## Problem statement
Exact reproduction of the data is required, with images excluded.
>> begin Entries supplied
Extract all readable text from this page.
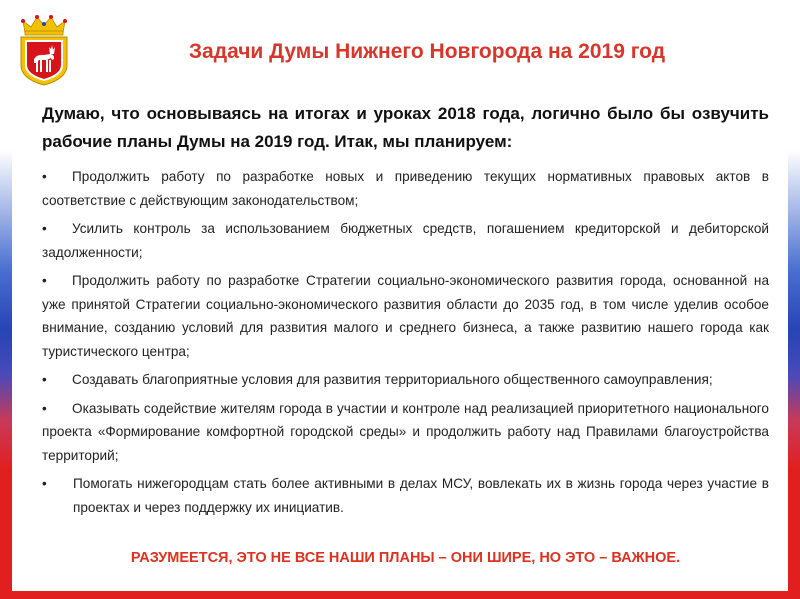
Задачи Думы Нижнего Новгорода на 2019 год

Думаю, что основываясь на итогах и уроках 2018 года, логично было бы озвучить рабочие планы Думы на 2019 год. Итак, мы планируем:

• Продолжить работу по разработке новых и приведению текущих нормативных правовых актов в соответствие с действующим законодательством;
• Усилить контроль за использованием бюджетных средств, погашением кредиторской и дебиторской задолженности;
• Продолжить работу по разработке Стратегии социально-экономического развития города, основанной на уже принятой Стратегии социально-экономического развития области до 2035 год, в том числе уделив особое внимание, созданию условий для развития малого и среднего бизнеса, а также развитию нашего города как туристического центра;
• Создавать благоприятные условия для развития территориального общественного самоуправления;
• Оказывать содействие жителям города в участии и контроле над реализацией приоритетного национального проекта «Формирование комфортной городской среды» и продолжить работу над Правилами благоустройства территорий;
•	Помогать нижегородцам стать более активными в делах МСУ, вовлекать их в жизнь города через участие в проектах и через поддержку их инициатив.

РАЗУМЕЕТСЯ, ЭТО НЕ ВСЕ НАШИ ПЛАНЫ – ОНИ ШИРЕ, НО ЭТО – ВАЖНОЕ.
>> end Entries supplied
## Output for this task
Extract all readable text from this page.
Задачи Думы Нижнего Новгорода на 2019 год

Думаю, что основываясь на итогах и уроках 2018 года, логично было бы озвучить рабочие планы Думы на 2019 год. Итак, мы планируем:

• Продолжить работу по разработке новых и приведению текущих нормативных правовых актов в соответствие с действующим законодательством;
• Усилить контроль за использованием бюджетных средств, погашением кредиторской и дебиторской задолженности;
• Продолжить работу по разработке Стратегии социально-экономического развития города, основанной на уже принятой Стратегии социально-экономического развития области до 2035 год, в том числе уделив особое внимание, созданию условий для развития малого и среднего бизнеса, а также развитию нашего города как туристического центра;
• Создавать благоприятные условия для развития территориального общественного самоуправления;
• Оказывать содействие жителям города в участии и контроле над реализацией приоритетного национального проекта «Формирование комфортной городской среды» и продолжить работу над Правилами благоустройства территорий;
•	Помогать нижегородцам стать более активными в делах МСУ, вовлекать их в жизнь города через участие в проектах и через поддержку их инициатив.

РАЗУМЕЕТСЯ, ЭТО НЕ ВСЕ НАШИ ПЛАНЫ – ОНИ ШИРЕ, НО ЭТО – ВАЖНОЕ.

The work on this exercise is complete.